● **What is required**
Filter the entries, keeping every line with the word "JSON".

● **Data for this exercise**
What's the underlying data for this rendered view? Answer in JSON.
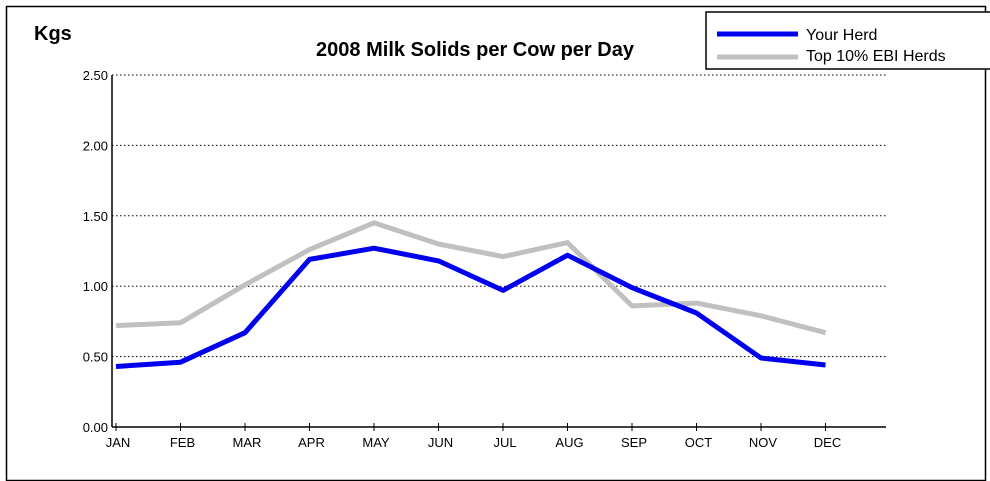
{
  "chart_data": {
    "type": "line",
    "title": "2008 Milk Solids per Cow per Day",
    "xlabel": "",
    "ylabel": "Kgs",
    "categories": [
      "JAN",
      "FEB",
      "MAR",
      "APR",
      "MAY",
      "JUN",
      "JUL",
      "AUG",
      "SEP",
      "OCT",
      "NOV",
      "DEC"
    ],
    "ylim": [
      0,
      2.5
    ],
    "yticks": [
      "0.00",
      "0.50",
      "1.00",
      "1.50",
      "2.00",
      "2.50"
    ],
    "grid": "horizontal-dotted",
    "legend_position": "top-right",
    "series": [
      {
        "name": "Your Herd",
        "color": "#0000ee",
        "values": [
          0.43,
          0.46,
          0.67,
          1.19,
          1.27,
          1.18,
          0.97,
          1.22,
          0.99,
          0.81,
          0.49,
          0.44
        ]
      },
      {
        "name": "Top 10% EBI Herds",
        "color": "#c0c0c0",
        "values": [
          0.72,
          0.74,
          1.01,
          1.26,
          1.45,
          1.3,
          1.21,
          1.31,
          0.86,
          0.88,
          0.79,
          0.67
        ]
      }
    ]
  }
}
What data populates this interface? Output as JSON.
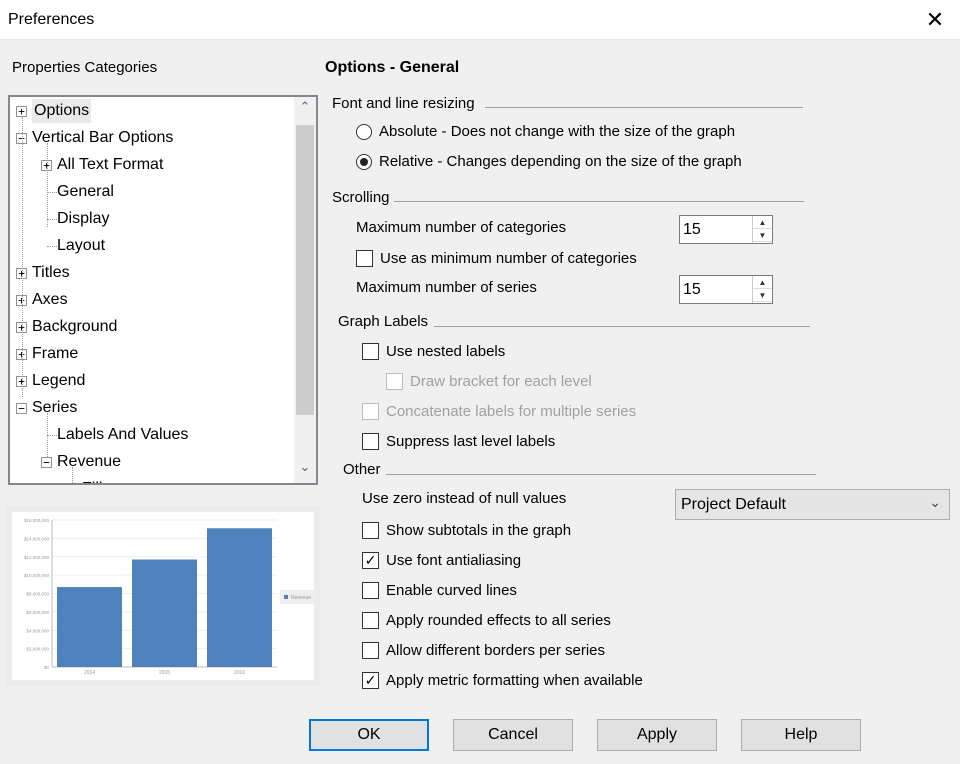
{
  "window": {
    "title": "Preferences"
  },
  "left": {
    "categories_label": "Properties Categories",
    "tree": [
      {
        "label": "Options",
        "expander": "+",
        "selected": true
      },
      {
        "label": "Vertical Bar Options",
        "expander": "-"
      },
      {
        "label": "All Text Format",
        "expander": "+"
      },
      {
        "label": "General"
      },
      {
        "label": "Display"
      },
      {
        "label": "Layout"
      },
      {
        "label": "Titles",
        "expander": "+"
      },
      {
        "label": "Axes",
        "expander": "+"
      },
      {
        "label": "Background",
        "expander": "+"
      },
      {
        "label": "Frame",
        "expander": "+"
      },
      {
        "label": "Legend",
        "expander": "+"
      },
      {
        "label": "Series",
        "expander": "-"
      },
      {
        "label": "Labels And Values"
      },
      {
        "label": "Revenue",
        "expander": "-"
      },
      {
        "label": "Fill"
      }
    ]
  },
  "preview_chart": {
    "type": "bar",
    "categories": [
      "2014",
      "2015",
      "2016"
    ],
    "series": [
      {
        "name": "Revenue",
        "values": [
          8700000,
          11700000,
          15100000
        ]
      }
    ],
    "yticks": [
      "$0",
      "$2,000,000",
      "$4,000,000",
      "$6,000,000",
      "$8,000,000",
      "$10,000,000",
      "$12,000,000",
      "$14,000,000",
      "$16,000,000"
    ],
    "ylim": [
      0,
      16000000
    ],
    "color": "#4f81bd",
    "legend": "right"
  },
  "right": {
    "heading": "Options - General",
    "font_section": "Font and line resizing",
    "radio_absolute": "Absolute - Does not change with the size of the graph",
    "radio_relative": "Relative - Changes depending on the size of the graph",
    "scrolling_section": "Scrolling",
    "max_categories_label": "Maximum number of categories",
    "max_categories_value": "15",
    "use_min_label": "Use as minimum number of categories",
    "max_series_label": "Maximum number of series",
    "max_series_value": "15",
    "graph_labels_section": "Graph Labels",
    "nested_label": "Use nested labels",
    "bracket_label": "Draw bracket for each level",
    "concat_label": "Concatenate labels for multiple series",
    "suppress_label": "Suppress last level labels",
    "other_section": "Other",
    "zero_null_label": "Use zero instead of null values",
    "zero_null_value": "Project Default",
    "subtotals_label": "Show subtotals in the graph",
    "antialias_label": "Use font antialiasing",
    "curved_label": "Enable curved lines",
    "rounded_label": "Apply rounded effects to all series",
    "borders_label": "Allow different borders per series",
    "metric_label": "Apply metric formatting when available"
  },
  "buttons": {
    "ok": "OK",
    "cancel": "Cancel",
    "apply": "Apply",
    "help": "Help"
  }
}
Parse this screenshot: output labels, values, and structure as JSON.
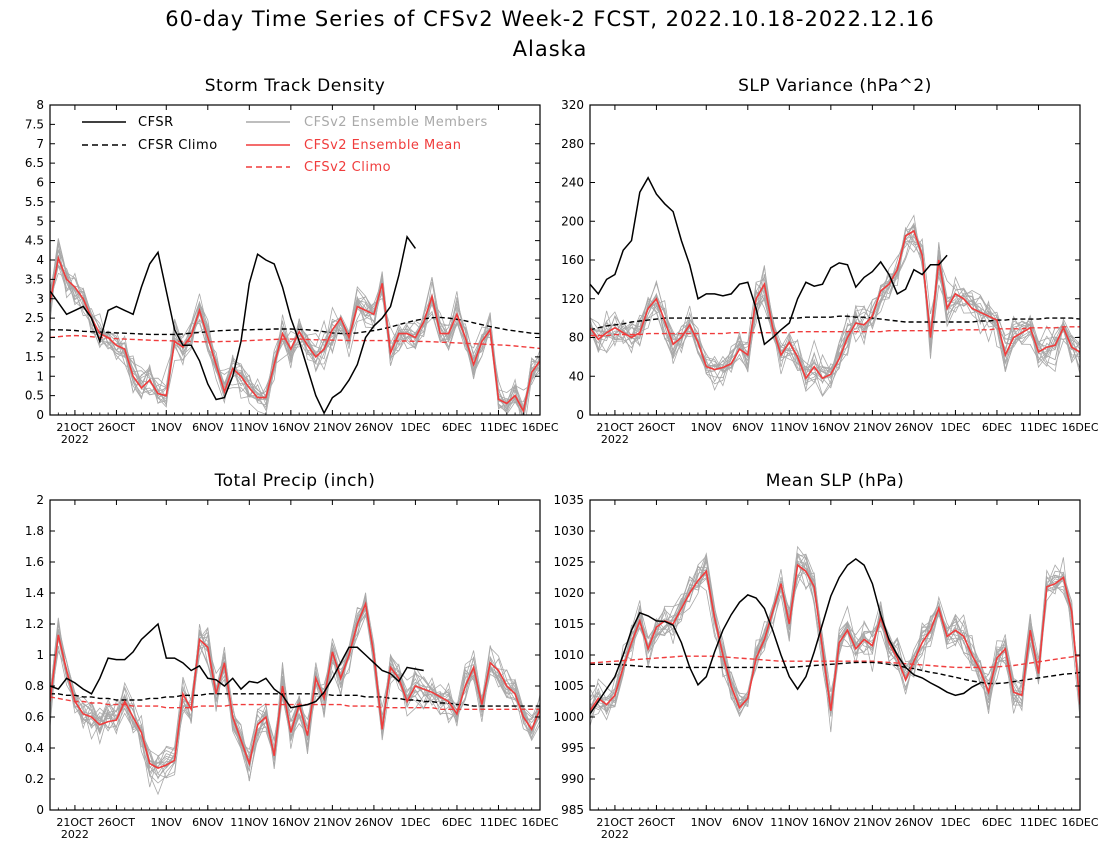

● **Output for this exercise**
What's the underlying data for this rendered view? Answer in JSON.
What data populates this interface? Output as JSON.
Parse this screenshot: output labels, values, and structure as JSON.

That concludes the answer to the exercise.